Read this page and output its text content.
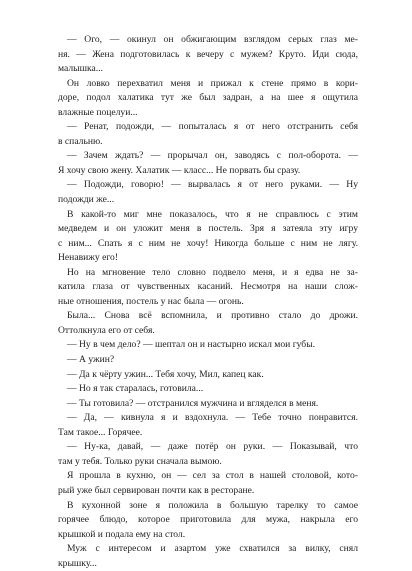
— Ого, — окинул он обжигающим взглядом серых глаз ме-
ня. — Жена подготовилась к вечеру с мужем? Круто. Иди сюда,
малышка...

Он ловко перехватил меня и прижал к стене прямо в кори-
доре, подол халатика тут же был задран, а на шее я ощутила
влажные поцелуи...

— Ренат, подожди, — попыталась я от него отстранить себя
в спальню.

— Зачем ждать? — прорычал он, заводясь с пол-оборота. —
Я хочу свою жену. Халатик — класс... Не порвать бы сразу.

— Подожди, говорю! — вырвалась я от него руками. — Ну
подожди же...

В какой-то миг мне показалось, что я не справлюсь с этим
медведем и он уложит меня в постель. Зря я затеяла эту игру
с ним... Спать я с ним не хочу! Никогда больше с ним не лягу.
Ненавижу его!

Но на мгновение тело словно подвело меня, и я едва не за-
катила глаза от чувственных касаний. Несмотря на наши слож-
ные отношения, постель у нас была — огонь.

Была... Снова всё вспомнила, и противно стало до дрожи.
Оттолкнула его от себя.

— Ну в чем дело? — шептал он и настырно искал мои губы.

— А ужин?

— Да к чёрту ужин... Тебя хочу, Мил, капец как.

— Но я так старалась, готовила...

— Ты готовила? — отстранился мужчина и вгляделся в меня.

— Да, — кивнула я и вздохнула. — Тебе точно понравится.
Там такое... Горячее.

— Ну-ка, давай, — даже потёр он руки. — Показывай, что
там у тебя. Только руки сначала вымою.

Я прошла в кухню, он — сел за стол в нашей столовой, кото-
рый уже был сервирован почти как в ресторане.

В кухонной зоне я положила в большую тарелку то самое
горячее блюдо, которое приготовила для мужа, накрыла его
крышкой и подала ему на стол.

Муж с интересом и азартом уже схватился за вилку, снял
крышку...
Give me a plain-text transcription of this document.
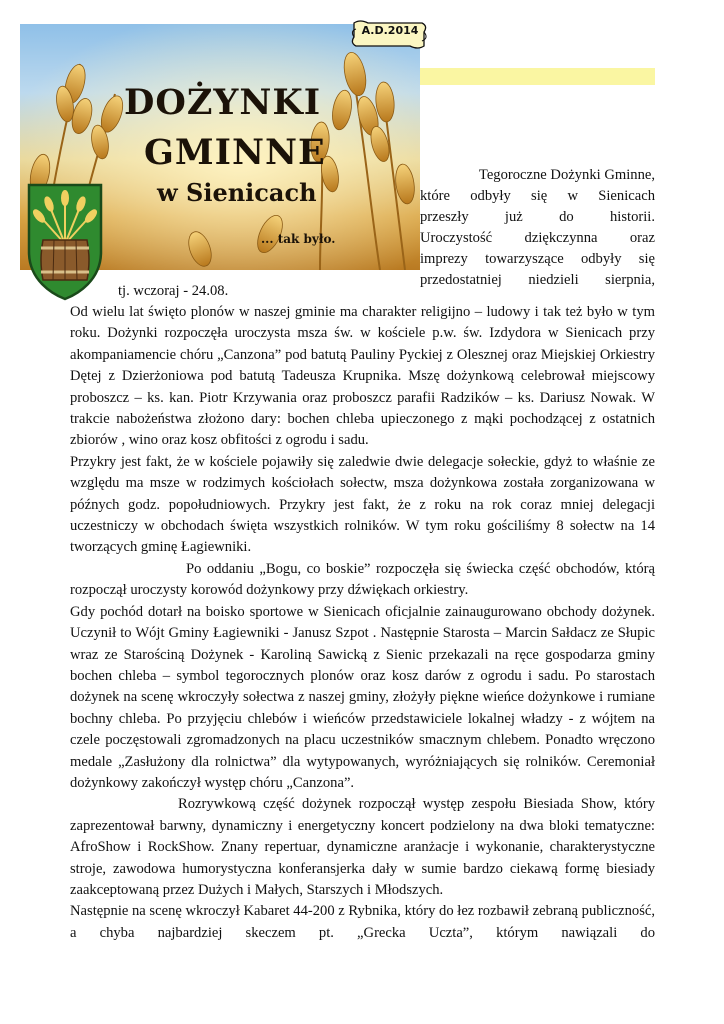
DOŻYNKI
GMINNE
w Sienicach
... tak było.
A.D.2014
Tegoroczne Dożynki Gminne,
które odbyły się w Sienicach
przeszły już do historii.
Uroczystość dziękczynna oraz
imprezy towarzyszące odbyły się
przedostatniej niedzieli sierpnia,
tj. wczoraj - 24.08.

Od wielu lat święto plonów w naszej gminie ma charakter religijno – ludowy i tak też było w tym roku. Dożynki rozpoczęła uroczysta msza św. w kościele p.w. św. Izdydora w Sienicach przy akompaniamencie chóru „Canzona” pod batutą Pauliny Pyckiej z Olesznej oraz Miejskiej Orkiestry Dętej z Dzierżoniowa pod batutą Tadeusza Krupnika. Mszę dożynkową celebrował miejscowy proboszcz – ks. kan. Piotr Krzywania oraz proboszcz parafii Radzików – ks. Dariusz Nowak. W trakcie nabożeństwa złożono dary: bochen chleba upieczonego z mąki pochodzącej z ostatnich zbiorów , wino oraz kosz obfitości z ogrodu i sadu.

Przykry jest fakt, że w kościele pojawiły się zaledwie dwie delegacje sołeckie, gdyż to właśnie ze względu ma msze w rodzimych kościołach sołectw, msza dożynkowa została zorganizowana w późnych godz. popołudniowych. Przykry jest fakt, że z roku na rok coraz mniej delegacji uczestniczy w obchodach święta wszystkich rolników. W tym roku gościliśmy 8 sołectw na 14 tworzących gminę Łagiewniki.

Po oddaniu „Bogu, co boskie” rozpoczęła się świecka część obchodów, którą rozpoczął uroczysty korowód dożynkowy przy dźwiękach orkiestry.

Gdy pochód dotarł na boisko sportowe w Sienicach oficjalnie zainaugurowano obchody dożynek. Uczynił to Wójt Gminy Łagiewniki - Janusz Szpot . Następnie Starosta – Marcin Sałdacz ze Słupic wraz ze Starościną Dożynek - Karoliną Sawicką z Sienic przekazali na ręce gospodarza gminy bochen chleba – symbol tegorocznych plonów oraz kosz darów z ogrodu i sadu. Po starostach dożynek na scenę wkroczyły sołectwa z naszej gminy, złożyły piękne wieńce dożynkowe i rumiane bochny chleba. Po przyjęciu chlebów i wieńców przedstawiciele lokalnej władzy - z wójtem na czele poczęstowali zgromadzonych na placu uczestników smacznym chlebem. Ponadto wręczono medale „Zasłużony dla rolnictwa” dla wytypowanych, wyróżniających się rolników. Ceremoniał dożynkowy zakończył występ chóru „Canzona”.

Rozrywkową część dożynek rozpoczął występ zespołu Biesiada Show, który zaprezentował barwny, dynamiczny i energetyczny koncert podzielony na dwa bloki tematyczne: AfroShow i RockShow. Znany repertuar, dynamiczne aranżacje i wykonanie, charakterystyczne stroje, zawodowa humorystyczna konferansjerka dały w sumie bardzo ciekawą formę biesiady zaakceptowaną przez Dużych i Małych, Starszych i Młodszych.

Następnie na scenę wkroczył Kabaret 44-200 z Rybnika, który do łez rozbawił zebraną publiczność, a chyba najbardziej skeczem pt. „Grecka Uczta”, którym nawiązali do
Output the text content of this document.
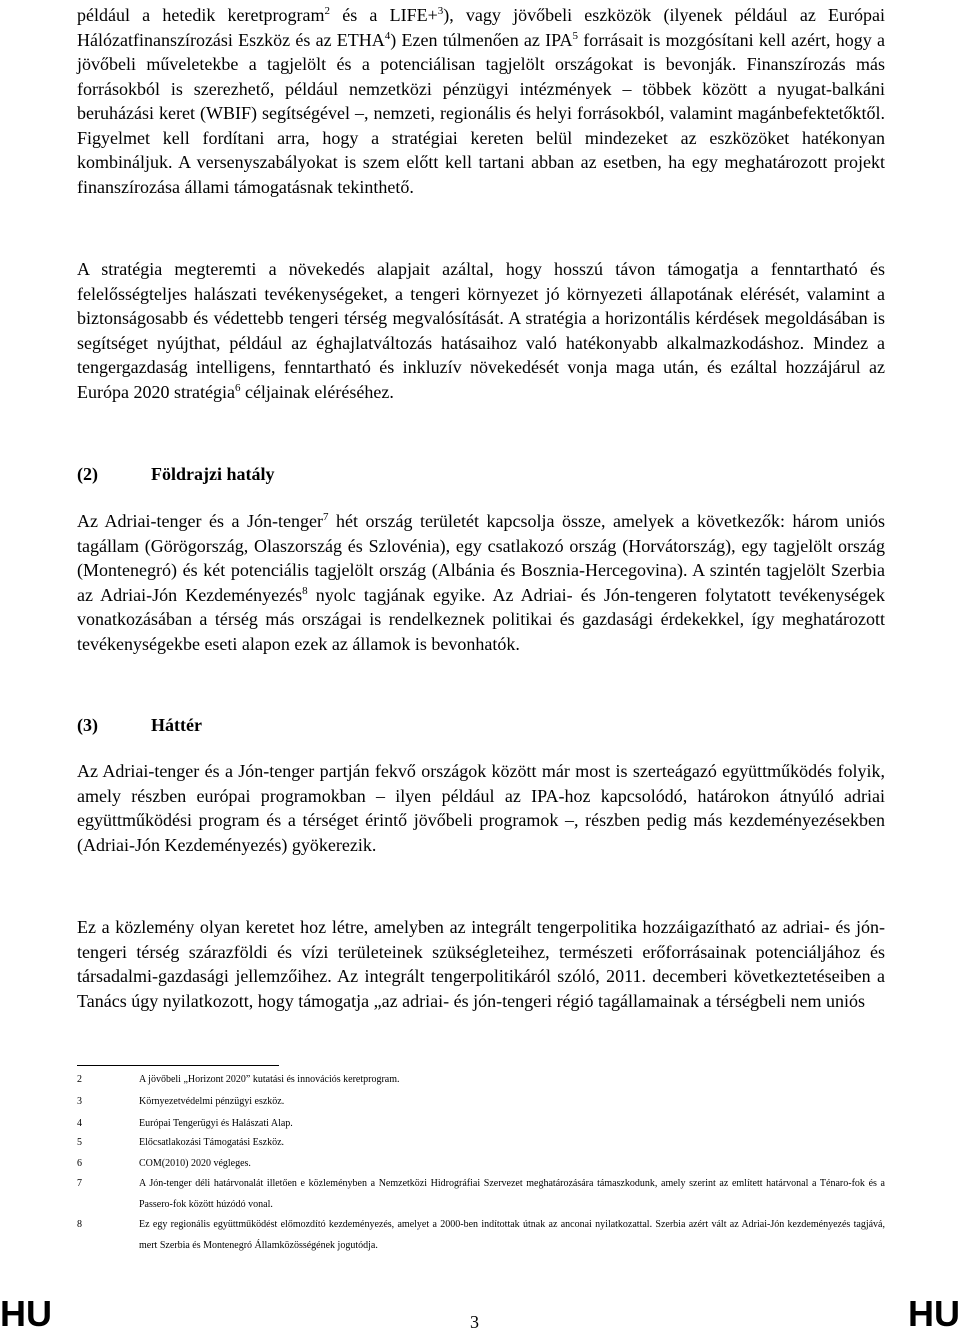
például a hetedik keretprogram$^2$ és a LIFE+$^3$), vagy jövőbeli eszközök (ilyenek például az Európai Hálózatfinanszírozási Eszköz és az ETHA$^4$) Ezen túlmenően az IPA$^5$ forrásait is mozgósítani kell azért, hogy a jövőbeli műveletekbe a tagjelölt és a potenciálisan tagjelölt országokat is bevonják. Finanszírozás más forrásokból is szerezhető, például nemzetközi pénzügyi intézmények – többek között a nyugat-balkáni beruházási keret (WBIF) segítségével –, nemzeti, regionális és helyi forrásokból, valamint magánbefektetőktől. Figyelmet kell fordítani arra, hogy a stratégiai kereten belül mindezeket az eszközöket hatékonyan kombináljuk. A versenyszabályokat is szem előtt kell tartani abban az esetben, ha egy meghatározott projekt finanszírozása állami támogatásnak tekinthető.

A stratégia megteremti a növekedés alapjait azáltal, hogy hosszú távon támogatja a fenntartható és felelősségteljes halászati tevékenységeket, a tengeri környezet jó környezeti állapotának elérését, valamint a biztonságosabb és védettebb tengeri térség megvalósítását. A stratégia a horizontális kérdések megoldásában is segítséget nyújthat, például az éghajlatváltozás hatásaihoz való hatékonyabb alkalmazkodáshoz. Mindez a tengergazdaság intelligens, fenntartható és inkluzív növekedését vonja maga után, és ezáltal hozzájárul az Európa 2020 stratégia$^6$ céljainak eléréséhez.

(2)	Földrajzi hatály

Az Adriai-tenger és a Jón-tenger$^7$ hét ország területét kapcsolja össze, amelyek a következők: három uniós tagállam (Görögország, Olaszország és Szlovénia), egy csatlakozó ország (Horvátország), egy tagjelölt ország (Montenegró) és két potenciális tagjelölt ország (Albánia és Bosznia-Hercegovina). A szintén tagjelölt Szerbia az Adriai-Jón Kezdeményezés$^8$ nyolc tagjának egyike. Az Adriai- és Jón-tengeren folytatott tevékenységek vonatkozásában a térség más országai is rendelkeznek politikai és gazdasági érdekekkel, így meghatározott tevékenységekbe eseti alapon ezek az államok is bevonhatók.

(3)	Háttér

Az Adriai-tenger és a Jón-tenger partján fekvő országok között már most is szerteágazó együttműködés folyik, amely részben európai programokban – ilyen például az IPA-hoz kapcsolódó, határokon átnyúló adriai együttműködési program és a térséget érintő jövőbeli programok –, részben pedig más kezdeményezésekben (Adriai-Jón Kezdeményezés) gyökerezik.

Ez a közlemény olyan keretet hoz létre, amelyben az integrált tengerpolitika hozzáigazítható az adriai- és jón-tengeri térség szárazföldi és vízi területeinek szükségleteihez, természeti erőforrásainak potenciáljához és társadalmi-gazdasági jellemzőihez. Az integrált tengerpolitikáról szóló, 2011. decemberi következtetéseiben a Tanács úgy nyilatkozott, hogy támogatja „az adriai- és jón-tengeri régió tagállamainak a térségbeli nem uniós

2	A jövőbeli „Horizont 2020” kutatási és innovációs keretprogram.
3	Környezetvédelmi pénzügyi eszköz.
4	Európai Tengerügyi és Halászati Alap.
5	Előcsatlakozási Támogatási Eszköz.
6	COM(2010) 2020 végleges.
7	A Jón-tenger déli határvonalát illetően e közleményben a Nemzetközi Hidrográfiai Szervezet meghatározására támaszkodunk, amely szerint az említett határvonal a Ténaro-fok és a Passero-fok között húzódó vonal.
8	Ez egy regionális együttműködést előmozdító kezdeményezés, amelyet a 2000-ben indítottak útnak az anconai nyilatkozattal. Szerbia azért vált az Adriai-Jón kezdeményezés tagjává, mert Szerbia és Montenegró Államközösségének jogutódja.
HU	3	HU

Objective
Select all lines with the word "dożynek" from the entries above.

Exercise response
Gdy pochód dotarł na boisko sportowe w Sienicach oficjalnie zainaugurowano obchody dożynek. Uczynił to Wójt Gminy Łagiewniki - Janusz Szpot . Następnie Starosta – Marcin Sałdacz ze Słupic wraz ze Starościną Dożynek - Karoliną Sawicką z Sienic przekazali na ręce gospodarza gminy bochen chleba – symbol tegorocznych plonów oraz kosz darów z ogrodu i sadu. Po starostach dożynek na scenę wkroczyły sołectwa z naszej gminy, złożyły piękne wieńce dożynkowe i rumiane bochny chleba. Po przyjęciu chlebów i wieńców przedstawiciele lokalnej władzy - z wójtem na czele poczęstowali zgromadzonych na placu uczestników smacznym chlebem. Ponadto wręczono medale „Zasłużony dla rolnictwa” dla wytypowanych, wyróżniających się rolników. Ceremoniał dożynkowy zakończył występ chóru „Canzona”.
Rozrywkową część dożynek rozpoczął występ zespołu Biesiada Show, który zaprezentował barwny, dynamiczny i energetyczny koncert podzielony na dwa bloki tematyczne: AfroShow i RockShow. Znany repertuar, dynamiczne aranżacje i wykonanie, charakterystyczne stroje, zawodowa humorystyczna konferansjerka dały w sumie bardzo ciekawą formę biesiady zaakceptowaną przez Dużych i Małych, Starszych i Młodszych.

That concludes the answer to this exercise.